## Exercise
Copy the data that follows, character for character, minus the pictures.
--- START Material for this exercise ---
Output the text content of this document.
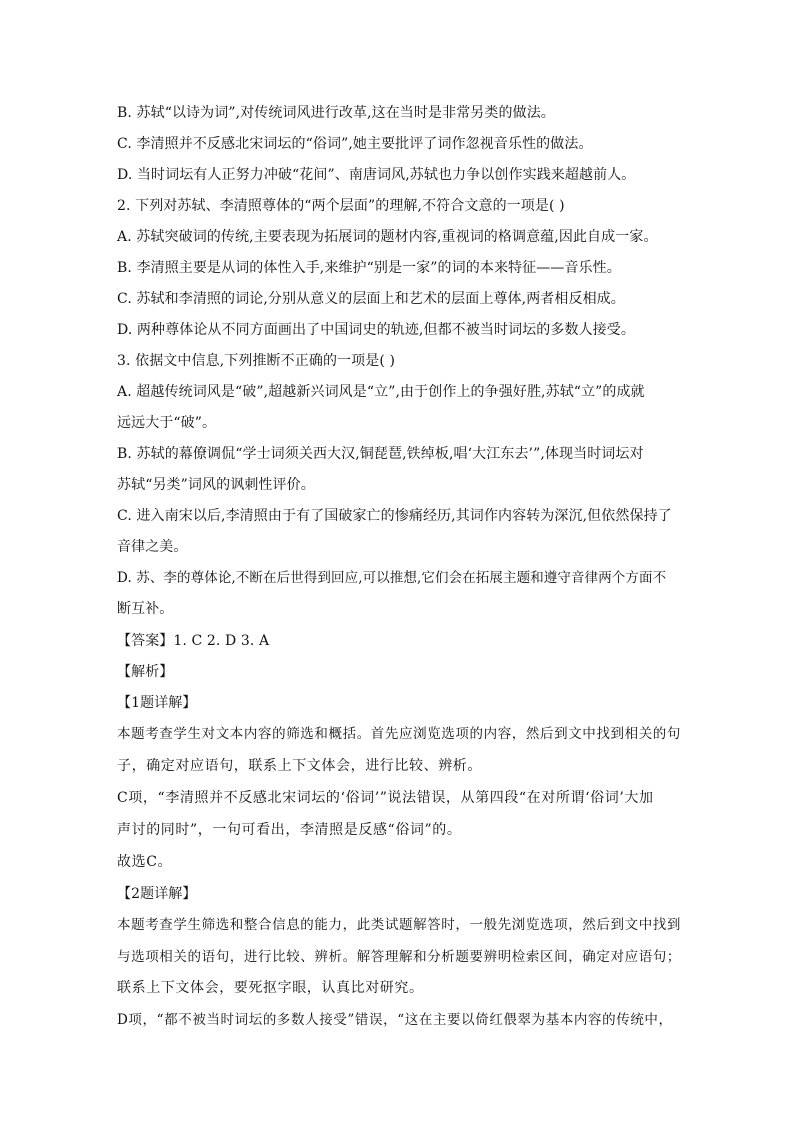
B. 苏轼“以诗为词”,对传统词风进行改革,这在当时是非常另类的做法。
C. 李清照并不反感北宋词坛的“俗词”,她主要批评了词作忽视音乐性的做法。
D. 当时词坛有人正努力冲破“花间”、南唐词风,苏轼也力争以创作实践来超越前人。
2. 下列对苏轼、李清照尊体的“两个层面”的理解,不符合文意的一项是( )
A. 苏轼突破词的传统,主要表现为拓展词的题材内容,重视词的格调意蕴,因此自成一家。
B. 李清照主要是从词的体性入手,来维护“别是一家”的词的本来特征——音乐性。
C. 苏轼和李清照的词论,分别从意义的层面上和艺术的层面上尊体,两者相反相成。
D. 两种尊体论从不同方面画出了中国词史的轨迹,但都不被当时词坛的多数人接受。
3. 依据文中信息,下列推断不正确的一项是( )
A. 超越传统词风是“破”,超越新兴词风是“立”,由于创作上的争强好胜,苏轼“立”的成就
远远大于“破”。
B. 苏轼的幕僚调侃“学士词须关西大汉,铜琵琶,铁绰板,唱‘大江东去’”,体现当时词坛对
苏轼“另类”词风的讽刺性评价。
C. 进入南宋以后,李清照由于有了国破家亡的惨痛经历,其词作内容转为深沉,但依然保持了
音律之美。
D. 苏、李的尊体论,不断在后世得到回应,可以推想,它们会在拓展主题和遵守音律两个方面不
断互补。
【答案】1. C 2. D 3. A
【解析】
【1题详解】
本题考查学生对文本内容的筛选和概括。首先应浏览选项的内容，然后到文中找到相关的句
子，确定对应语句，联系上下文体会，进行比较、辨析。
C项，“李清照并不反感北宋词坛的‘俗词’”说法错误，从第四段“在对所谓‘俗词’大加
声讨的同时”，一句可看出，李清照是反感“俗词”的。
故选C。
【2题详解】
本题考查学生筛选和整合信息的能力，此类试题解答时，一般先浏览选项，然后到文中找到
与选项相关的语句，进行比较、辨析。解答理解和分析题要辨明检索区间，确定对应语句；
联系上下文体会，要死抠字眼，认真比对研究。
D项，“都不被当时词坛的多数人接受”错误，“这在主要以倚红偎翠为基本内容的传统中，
--- END Material for this exercise ---
## Reply to the task
Output the text content of this document.
B. 苏轼“以诗为词”,对传统词风进行改革,这在当时是非常另类的做法。
C. 李清照并不反感北宋词坛的“俗词”,她主要批评了词作忽视音乐性的做法。
D. 当时词坛有人正努力冲破“花间”、南唐词风,苏轼也力争以创作实践来超越前人。
2. 下列对苏轼、李清照尊体的“两个层面”的理解,不符合文意的一项是( )
A. 苏轼突破词的传统,主要表现为拓展词的题材内容,重视词的格调意蕴,因此自成一家。
B. 李清照主要是从词的体性入手,来维护“别是一家”的词的本来特征——音乐性。
C. 苏轼和李清照的词论,分别从意义的层面上和艺术的层面上尊体,两者相反相成。
D. 两种尊体论从不同方面画出了中国词史的轨迹,但都不被当时词坛的多数人接受。
3. 依据文中信息,下列推断不正确的一项是( )
A. 超越传统词风是“破”,超越新兴词风是“立”,由于创作上的争强好胜,苏轼“立”的成就
远远大于“破”。
B. 苏轼的幕僚调侃“学士词须关西大汉,铜琵琶,铁绰板,唱‘大江东去’”,体现当时词坛对
苏轼“另类”词风的讽刺性评价。
C. 进入南宋以后,李清照由于有了国破家亡的惨痛经历,其词作内容转为深沉,但依然保持了
音律之美。
D. 苏、李的尊体论,不断在后世得到回应,可以推想,它们会在拓展主题和遵守音律两个方面不
断互补。
【答案】1. C 2. D 3. A
【解析】
【1题详解】
本题考查学生对文本内容的筛选和概括。首先应浏览选项的内容，然后到文中找到相关的句
子，确定对应语句，联系上下文体会，进行比较、辨析。
C项，“李清照并不反感北宋词坛的‘俗词’”说法错误，从第四段“在对所谓‘俗词’大加
声讨的同时”，一句可看出，李清照是反感“俗词”的。
故选C。
【2题详解】
本题考查学生筛选和整合信息的能力，此类试题解答时，一般先浏览选项，然后到文中找到
与选项相关的语句，进行比较、辨析。解答理解和分析题要辨明检索区间，确定对应语句；
联系上下文体会，要死抠字眼，认真比对研究。
D项，“都不被当时词坛的多数人接受”错误，“这在主要以倚红偎翠为基本内容的传统中，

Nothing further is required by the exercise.